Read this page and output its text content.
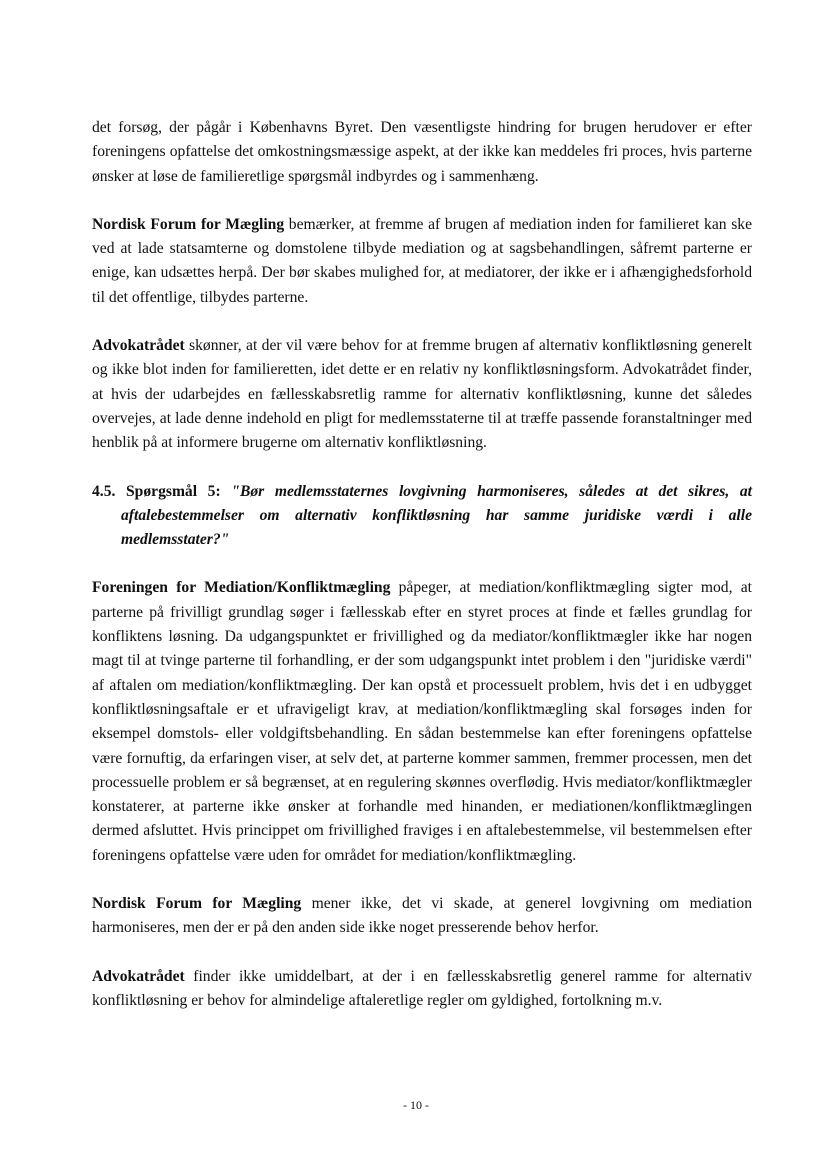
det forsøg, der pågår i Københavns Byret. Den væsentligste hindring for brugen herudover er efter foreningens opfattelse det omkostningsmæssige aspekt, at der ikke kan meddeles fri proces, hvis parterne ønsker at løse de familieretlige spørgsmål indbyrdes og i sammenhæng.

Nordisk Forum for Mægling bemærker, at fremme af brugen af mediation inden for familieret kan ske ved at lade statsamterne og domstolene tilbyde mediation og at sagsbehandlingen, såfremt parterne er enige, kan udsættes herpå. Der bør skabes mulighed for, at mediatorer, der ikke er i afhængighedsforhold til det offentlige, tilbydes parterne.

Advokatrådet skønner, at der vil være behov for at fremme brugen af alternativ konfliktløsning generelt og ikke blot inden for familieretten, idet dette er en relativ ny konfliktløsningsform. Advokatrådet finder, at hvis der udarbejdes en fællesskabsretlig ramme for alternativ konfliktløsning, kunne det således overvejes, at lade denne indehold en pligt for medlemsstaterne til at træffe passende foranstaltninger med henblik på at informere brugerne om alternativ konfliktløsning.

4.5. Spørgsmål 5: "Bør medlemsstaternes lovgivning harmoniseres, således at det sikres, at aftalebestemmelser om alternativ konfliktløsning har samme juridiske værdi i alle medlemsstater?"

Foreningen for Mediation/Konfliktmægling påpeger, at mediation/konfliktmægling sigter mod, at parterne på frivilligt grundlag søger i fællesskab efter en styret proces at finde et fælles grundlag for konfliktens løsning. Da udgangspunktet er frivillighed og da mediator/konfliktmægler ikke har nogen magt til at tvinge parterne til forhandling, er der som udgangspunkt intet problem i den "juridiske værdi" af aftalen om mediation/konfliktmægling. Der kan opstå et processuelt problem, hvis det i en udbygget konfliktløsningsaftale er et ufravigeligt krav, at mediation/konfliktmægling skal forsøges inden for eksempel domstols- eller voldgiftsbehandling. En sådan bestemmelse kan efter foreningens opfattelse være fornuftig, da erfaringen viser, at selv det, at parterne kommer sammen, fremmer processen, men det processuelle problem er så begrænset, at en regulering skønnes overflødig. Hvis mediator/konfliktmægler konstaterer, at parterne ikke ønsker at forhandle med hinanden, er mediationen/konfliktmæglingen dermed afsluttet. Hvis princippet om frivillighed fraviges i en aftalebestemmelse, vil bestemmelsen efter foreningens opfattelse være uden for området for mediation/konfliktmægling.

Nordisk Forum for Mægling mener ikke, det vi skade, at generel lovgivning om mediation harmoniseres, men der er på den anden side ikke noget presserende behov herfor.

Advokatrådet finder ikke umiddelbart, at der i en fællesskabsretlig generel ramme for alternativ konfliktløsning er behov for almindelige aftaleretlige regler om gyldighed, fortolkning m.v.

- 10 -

==

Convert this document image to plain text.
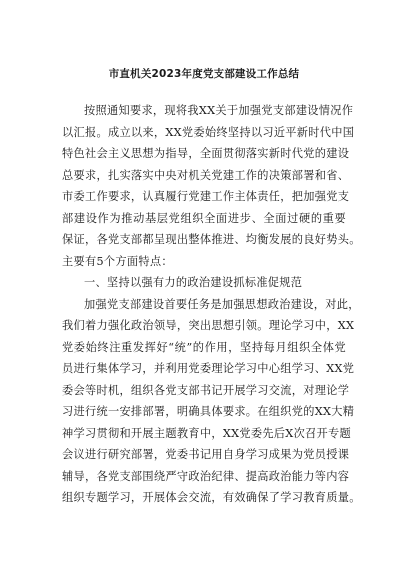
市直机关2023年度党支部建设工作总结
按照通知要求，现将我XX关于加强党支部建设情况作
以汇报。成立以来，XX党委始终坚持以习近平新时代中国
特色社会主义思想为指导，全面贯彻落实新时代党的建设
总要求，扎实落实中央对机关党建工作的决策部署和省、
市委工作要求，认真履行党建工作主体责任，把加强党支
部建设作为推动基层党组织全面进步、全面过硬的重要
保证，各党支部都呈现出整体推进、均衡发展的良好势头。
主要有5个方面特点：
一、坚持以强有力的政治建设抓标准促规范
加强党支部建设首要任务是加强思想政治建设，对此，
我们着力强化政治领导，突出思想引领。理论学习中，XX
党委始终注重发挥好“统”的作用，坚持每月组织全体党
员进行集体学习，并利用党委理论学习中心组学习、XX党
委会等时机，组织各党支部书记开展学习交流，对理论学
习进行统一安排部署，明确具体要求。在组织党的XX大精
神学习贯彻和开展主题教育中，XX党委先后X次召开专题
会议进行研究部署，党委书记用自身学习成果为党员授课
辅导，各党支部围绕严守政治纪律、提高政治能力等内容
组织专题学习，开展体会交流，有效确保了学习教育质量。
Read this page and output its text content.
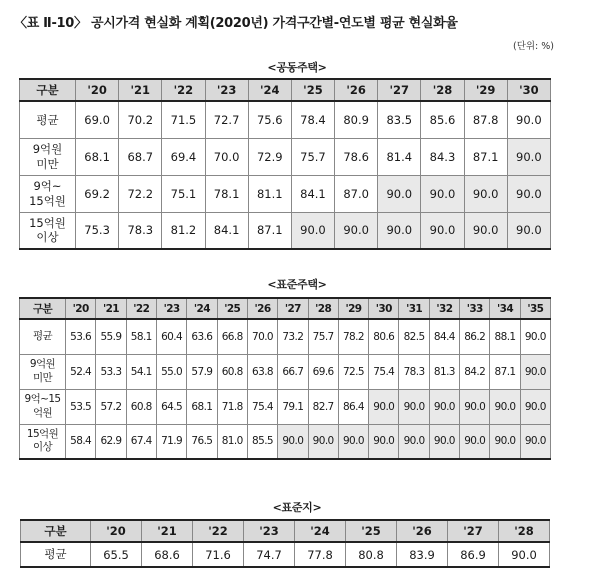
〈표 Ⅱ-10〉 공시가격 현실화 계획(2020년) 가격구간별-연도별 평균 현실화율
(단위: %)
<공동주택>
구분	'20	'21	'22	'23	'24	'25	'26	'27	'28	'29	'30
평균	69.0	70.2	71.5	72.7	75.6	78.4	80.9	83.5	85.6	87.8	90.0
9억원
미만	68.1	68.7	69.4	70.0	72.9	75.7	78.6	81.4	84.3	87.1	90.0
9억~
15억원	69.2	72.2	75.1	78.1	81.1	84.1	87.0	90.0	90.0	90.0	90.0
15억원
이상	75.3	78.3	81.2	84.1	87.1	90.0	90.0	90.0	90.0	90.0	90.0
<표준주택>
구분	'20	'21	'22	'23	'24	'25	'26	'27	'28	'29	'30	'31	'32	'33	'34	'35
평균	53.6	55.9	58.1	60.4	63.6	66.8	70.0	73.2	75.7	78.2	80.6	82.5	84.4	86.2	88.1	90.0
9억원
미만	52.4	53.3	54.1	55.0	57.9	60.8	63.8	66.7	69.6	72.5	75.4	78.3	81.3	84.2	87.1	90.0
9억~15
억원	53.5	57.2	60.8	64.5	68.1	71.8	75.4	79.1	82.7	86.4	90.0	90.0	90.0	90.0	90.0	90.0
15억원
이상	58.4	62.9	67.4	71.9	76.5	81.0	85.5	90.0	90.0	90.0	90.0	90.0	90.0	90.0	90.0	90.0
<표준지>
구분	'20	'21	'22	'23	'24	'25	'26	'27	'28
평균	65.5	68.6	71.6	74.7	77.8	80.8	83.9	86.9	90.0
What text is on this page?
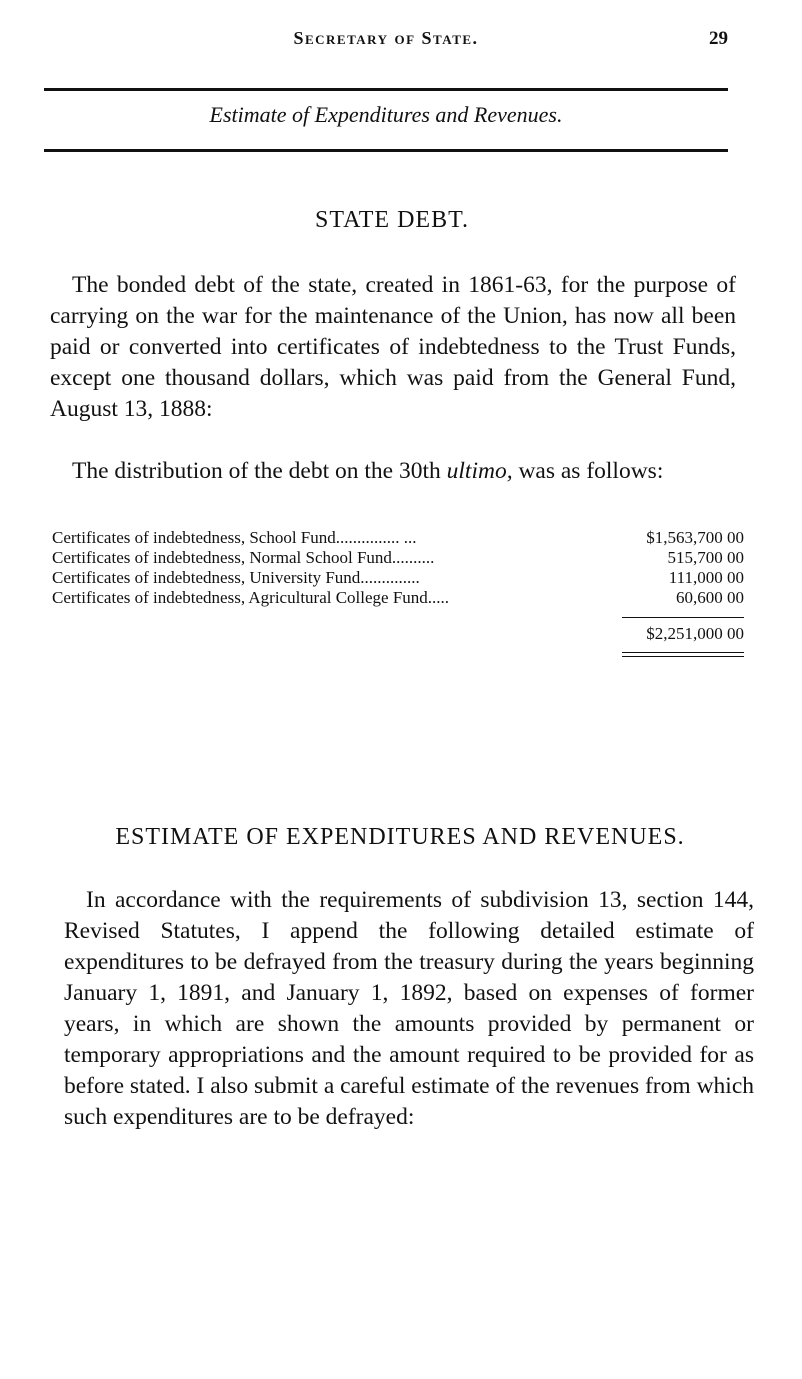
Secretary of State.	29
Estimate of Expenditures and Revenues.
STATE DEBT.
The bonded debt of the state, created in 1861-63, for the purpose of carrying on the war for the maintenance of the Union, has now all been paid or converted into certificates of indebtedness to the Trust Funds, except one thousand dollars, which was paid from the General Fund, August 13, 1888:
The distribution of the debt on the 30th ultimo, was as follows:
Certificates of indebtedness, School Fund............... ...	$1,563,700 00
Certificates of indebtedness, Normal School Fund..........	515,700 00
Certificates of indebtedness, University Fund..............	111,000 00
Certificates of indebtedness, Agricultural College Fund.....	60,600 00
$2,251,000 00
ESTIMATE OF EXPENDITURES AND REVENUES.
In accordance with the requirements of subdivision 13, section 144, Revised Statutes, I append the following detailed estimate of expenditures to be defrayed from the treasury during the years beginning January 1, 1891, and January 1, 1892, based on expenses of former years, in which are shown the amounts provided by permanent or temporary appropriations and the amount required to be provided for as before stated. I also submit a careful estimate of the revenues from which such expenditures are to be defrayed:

▸ **What the task requires**
Which lines hold the string "School"? Copy all of them from the data above.

▸ **Response below**
Certificates of indebtedness, School Fund............... ...	$1,563,700 00
Certificates of indebtedness, Normal School Fund..........	515,700 00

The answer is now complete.